» **Указания к заданию**:
Определите и выпишите все строки данных, в которых встречается слово «slide». Регистр букв учитывается.

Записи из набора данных
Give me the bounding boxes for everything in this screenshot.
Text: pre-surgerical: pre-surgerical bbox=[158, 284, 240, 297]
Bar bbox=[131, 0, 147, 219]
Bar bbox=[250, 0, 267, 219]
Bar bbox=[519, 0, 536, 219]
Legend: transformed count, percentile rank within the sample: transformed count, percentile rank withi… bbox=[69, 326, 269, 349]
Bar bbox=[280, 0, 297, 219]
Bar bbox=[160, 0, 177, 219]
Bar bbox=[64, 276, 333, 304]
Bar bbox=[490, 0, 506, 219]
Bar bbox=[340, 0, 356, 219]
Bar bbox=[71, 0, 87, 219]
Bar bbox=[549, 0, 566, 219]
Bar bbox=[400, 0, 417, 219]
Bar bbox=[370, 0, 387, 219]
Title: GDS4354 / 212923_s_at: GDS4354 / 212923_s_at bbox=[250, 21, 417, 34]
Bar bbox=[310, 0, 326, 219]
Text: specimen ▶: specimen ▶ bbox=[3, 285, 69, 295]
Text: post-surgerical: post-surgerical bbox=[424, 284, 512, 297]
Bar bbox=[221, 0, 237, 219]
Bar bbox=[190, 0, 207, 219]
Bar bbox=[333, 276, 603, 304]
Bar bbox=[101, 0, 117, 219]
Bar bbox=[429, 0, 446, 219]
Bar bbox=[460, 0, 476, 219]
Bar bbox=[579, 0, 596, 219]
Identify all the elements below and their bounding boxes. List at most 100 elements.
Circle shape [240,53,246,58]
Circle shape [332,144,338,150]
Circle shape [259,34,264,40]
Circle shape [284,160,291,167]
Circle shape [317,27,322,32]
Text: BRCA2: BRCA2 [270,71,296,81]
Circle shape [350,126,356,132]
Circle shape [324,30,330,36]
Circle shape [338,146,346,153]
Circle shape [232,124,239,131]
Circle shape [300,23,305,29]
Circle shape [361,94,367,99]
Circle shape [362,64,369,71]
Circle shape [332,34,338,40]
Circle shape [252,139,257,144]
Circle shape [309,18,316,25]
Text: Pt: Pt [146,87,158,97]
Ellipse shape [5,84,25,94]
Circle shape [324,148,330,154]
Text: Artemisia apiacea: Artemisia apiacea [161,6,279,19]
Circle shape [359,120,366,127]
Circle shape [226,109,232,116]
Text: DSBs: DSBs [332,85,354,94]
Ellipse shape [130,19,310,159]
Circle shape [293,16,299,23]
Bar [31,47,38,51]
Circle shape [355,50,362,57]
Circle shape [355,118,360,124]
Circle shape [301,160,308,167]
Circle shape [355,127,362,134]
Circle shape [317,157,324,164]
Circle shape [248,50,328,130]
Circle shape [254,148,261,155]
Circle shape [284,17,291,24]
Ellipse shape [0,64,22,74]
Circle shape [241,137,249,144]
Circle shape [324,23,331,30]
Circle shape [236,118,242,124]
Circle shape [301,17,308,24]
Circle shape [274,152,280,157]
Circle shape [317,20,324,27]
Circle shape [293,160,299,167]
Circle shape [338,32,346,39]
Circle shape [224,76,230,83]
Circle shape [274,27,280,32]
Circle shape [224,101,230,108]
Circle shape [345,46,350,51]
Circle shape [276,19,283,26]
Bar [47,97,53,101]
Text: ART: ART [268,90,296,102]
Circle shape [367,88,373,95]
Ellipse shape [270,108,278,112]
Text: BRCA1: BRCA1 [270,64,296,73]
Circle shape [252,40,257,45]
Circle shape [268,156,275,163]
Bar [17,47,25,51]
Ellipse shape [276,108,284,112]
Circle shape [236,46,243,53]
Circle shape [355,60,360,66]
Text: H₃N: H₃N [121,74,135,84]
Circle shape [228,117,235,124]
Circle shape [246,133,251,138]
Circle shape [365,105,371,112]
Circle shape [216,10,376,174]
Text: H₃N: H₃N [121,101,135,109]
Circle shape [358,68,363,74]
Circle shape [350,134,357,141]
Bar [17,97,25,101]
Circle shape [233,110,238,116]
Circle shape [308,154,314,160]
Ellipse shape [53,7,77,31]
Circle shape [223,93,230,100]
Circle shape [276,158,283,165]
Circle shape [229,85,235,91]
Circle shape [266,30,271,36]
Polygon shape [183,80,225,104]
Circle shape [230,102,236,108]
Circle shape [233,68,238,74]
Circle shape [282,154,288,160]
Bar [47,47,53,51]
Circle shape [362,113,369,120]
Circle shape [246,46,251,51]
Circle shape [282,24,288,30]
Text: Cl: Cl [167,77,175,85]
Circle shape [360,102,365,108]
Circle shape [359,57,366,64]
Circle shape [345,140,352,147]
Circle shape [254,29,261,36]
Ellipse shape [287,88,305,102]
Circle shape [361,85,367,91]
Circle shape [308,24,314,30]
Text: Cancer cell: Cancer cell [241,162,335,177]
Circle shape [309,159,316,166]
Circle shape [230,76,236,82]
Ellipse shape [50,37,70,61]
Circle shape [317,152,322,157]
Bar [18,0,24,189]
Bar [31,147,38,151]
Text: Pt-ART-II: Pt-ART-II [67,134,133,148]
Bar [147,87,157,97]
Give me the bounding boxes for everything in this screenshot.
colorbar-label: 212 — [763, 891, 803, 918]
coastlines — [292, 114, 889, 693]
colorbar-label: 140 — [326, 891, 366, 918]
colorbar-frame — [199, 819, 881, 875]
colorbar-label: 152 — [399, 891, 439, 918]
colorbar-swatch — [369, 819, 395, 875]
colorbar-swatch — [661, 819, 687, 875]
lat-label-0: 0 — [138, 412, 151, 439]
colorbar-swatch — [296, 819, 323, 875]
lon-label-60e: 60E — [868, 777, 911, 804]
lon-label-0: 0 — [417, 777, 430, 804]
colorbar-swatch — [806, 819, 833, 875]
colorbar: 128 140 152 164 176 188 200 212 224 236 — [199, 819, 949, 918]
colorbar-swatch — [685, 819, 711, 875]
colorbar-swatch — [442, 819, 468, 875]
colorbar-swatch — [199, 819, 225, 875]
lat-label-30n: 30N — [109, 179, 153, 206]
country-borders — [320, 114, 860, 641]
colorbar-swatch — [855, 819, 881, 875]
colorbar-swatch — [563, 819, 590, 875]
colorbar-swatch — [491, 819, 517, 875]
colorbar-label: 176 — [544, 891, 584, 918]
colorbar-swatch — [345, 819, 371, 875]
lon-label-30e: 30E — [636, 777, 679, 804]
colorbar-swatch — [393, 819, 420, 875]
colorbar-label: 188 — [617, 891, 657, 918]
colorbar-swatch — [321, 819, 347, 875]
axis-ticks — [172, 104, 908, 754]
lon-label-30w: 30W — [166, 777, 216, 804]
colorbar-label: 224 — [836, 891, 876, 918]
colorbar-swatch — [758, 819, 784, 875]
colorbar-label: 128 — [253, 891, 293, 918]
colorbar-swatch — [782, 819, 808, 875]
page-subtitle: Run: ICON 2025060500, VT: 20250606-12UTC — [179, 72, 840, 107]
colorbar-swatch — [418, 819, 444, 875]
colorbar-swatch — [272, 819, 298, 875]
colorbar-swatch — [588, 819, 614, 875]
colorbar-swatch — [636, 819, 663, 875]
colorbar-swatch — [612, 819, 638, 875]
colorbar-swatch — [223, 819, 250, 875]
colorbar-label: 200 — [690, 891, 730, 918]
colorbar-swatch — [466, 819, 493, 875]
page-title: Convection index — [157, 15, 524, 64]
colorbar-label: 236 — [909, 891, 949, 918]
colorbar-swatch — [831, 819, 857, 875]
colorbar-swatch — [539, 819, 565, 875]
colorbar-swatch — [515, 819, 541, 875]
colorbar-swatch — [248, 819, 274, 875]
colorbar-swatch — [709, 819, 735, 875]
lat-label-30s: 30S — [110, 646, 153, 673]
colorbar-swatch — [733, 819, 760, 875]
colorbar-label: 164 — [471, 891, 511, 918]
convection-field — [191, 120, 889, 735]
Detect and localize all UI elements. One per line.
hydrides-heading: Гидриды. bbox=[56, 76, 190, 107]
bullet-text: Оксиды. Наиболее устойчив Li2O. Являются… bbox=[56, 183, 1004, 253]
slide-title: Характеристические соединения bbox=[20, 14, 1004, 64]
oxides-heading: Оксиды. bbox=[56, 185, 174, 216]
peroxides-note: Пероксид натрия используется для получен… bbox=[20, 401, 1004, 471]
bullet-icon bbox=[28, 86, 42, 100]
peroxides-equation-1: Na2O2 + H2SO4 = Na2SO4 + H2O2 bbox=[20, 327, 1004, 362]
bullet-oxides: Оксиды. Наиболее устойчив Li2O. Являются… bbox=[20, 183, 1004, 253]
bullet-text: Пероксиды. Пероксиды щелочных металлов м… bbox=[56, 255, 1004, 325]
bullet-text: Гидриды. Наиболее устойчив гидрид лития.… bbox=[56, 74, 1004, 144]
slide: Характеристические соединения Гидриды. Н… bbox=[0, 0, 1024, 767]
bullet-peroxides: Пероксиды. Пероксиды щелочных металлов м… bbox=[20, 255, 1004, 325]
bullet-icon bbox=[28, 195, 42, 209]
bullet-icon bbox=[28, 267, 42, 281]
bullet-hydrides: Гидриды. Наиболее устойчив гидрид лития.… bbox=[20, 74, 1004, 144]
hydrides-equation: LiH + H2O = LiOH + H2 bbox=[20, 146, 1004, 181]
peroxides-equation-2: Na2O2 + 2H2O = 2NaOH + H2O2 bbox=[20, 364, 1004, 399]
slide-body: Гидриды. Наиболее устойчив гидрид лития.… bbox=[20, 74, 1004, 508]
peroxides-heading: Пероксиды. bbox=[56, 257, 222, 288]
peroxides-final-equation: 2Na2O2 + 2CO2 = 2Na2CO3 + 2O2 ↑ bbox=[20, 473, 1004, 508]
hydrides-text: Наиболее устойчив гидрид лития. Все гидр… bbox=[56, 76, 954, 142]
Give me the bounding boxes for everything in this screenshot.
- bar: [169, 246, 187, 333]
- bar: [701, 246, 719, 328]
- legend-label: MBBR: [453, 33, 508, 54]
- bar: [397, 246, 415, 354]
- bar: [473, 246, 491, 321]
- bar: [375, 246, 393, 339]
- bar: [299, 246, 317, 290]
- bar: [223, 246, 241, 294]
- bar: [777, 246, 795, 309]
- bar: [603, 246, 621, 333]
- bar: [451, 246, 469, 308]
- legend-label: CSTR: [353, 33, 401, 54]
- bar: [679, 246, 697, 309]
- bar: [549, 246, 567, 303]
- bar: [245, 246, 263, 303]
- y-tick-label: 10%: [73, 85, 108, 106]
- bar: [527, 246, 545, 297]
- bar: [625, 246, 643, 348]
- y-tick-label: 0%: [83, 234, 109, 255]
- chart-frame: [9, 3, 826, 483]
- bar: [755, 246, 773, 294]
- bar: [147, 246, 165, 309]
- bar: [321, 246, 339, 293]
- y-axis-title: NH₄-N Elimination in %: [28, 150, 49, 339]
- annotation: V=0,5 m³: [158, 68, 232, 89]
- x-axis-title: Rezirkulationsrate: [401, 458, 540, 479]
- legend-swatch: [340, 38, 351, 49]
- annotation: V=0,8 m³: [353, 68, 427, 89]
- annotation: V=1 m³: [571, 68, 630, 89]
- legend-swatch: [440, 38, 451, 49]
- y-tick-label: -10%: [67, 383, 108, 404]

» **Ответ на задание**:
slide-title: Характеристические соединения bbox=[20, 14, 1004, 64]
slide: Характеристические соединения Гидриды. Н… bbox=[0, 0, 1024, 767]
slide-body: Гидриды. Наиболее устойчив гидрид лития.… bbox=[20, 74, 1004, 508]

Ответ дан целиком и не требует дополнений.